Given instruction —
Output the entries verbatim, including every line.

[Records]

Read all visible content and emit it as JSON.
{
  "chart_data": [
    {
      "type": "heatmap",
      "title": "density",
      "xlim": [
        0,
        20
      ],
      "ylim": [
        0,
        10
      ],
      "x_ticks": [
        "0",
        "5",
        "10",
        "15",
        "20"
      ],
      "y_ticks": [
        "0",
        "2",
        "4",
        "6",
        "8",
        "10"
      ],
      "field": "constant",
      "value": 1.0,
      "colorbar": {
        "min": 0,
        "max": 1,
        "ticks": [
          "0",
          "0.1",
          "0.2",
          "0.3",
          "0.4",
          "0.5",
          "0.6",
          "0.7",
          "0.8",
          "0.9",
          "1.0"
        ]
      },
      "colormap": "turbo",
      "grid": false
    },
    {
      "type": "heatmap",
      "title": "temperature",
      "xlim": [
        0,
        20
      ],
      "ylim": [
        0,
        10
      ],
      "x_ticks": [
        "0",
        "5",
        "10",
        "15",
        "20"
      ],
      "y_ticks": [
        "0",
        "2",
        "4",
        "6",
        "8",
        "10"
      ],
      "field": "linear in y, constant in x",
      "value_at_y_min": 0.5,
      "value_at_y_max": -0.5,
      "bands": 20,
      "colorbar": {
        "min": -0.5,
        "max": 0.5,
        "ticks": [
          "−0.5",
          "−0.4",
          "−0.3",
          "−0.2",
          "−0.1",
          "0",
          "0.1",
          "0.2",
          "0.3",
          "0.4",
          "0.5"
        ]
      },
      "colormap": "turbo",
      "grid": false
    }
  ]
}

Task answer —
Read all visible content and emit it as JSON.
{
  "chart_data": [
    {
      "type": "heatmap",
      "title": "density",
      "xlim": [
        0,
        20
      ],
      "ylim": [
        0,
        10
      ],
      "x_ticks": [
        "0",
        "5",
        "10",
        "15",
        "20"
      ],
      "y_ticks": [
        "0",
        "2",
        "4",
        "6",
        "8",
        "10"
      ],
      "field": "constant",
      "value": 1.0,
      "colorbar": {
        "min": 0,
        "max": 1,
        "ticks": [
          "0",
          "0.1",
          "0.2",
          "0.3",
          "0.4",
          "0.5",
          "0.6",
          "0.7",
          "0.8",
          "0.9",
          "1.0"
        ]
      },
      "colormap": "turbo",
      "grid": false
    },
    {
      "type": "heatmap",
      "title": "temperature",
      "xlim": [
        0,
        20
      ],
      "ylim": [
        0,
        10
      ],
      "x_ticks": [
        "0",
        "5",
        "10",
        "15",
        "20"
      ],
      "y_ticks": [
        "0",
        "2",
        "4",
        "6",
        "8",
        "10"
      ],
      "field": "linear in y, constant in x",
      "value_at_y_min": 0.5,
      "value_at_y_max": -0.5,
      "bands": 20,
      "colorbar": {
        "min": -0.5,
        "max": 0.5,
        "ticks": [
          "−0.5",
          "−0.4",
          "−0.3",
          "−0.2",
          "−0.1",
          "0",
          "0.1",
          "0.2",
          "0.3",
          "0.4",
          "0.5"
        ]
      },
      "colormap": "turbo",
      "grid": false
    }
  ]
}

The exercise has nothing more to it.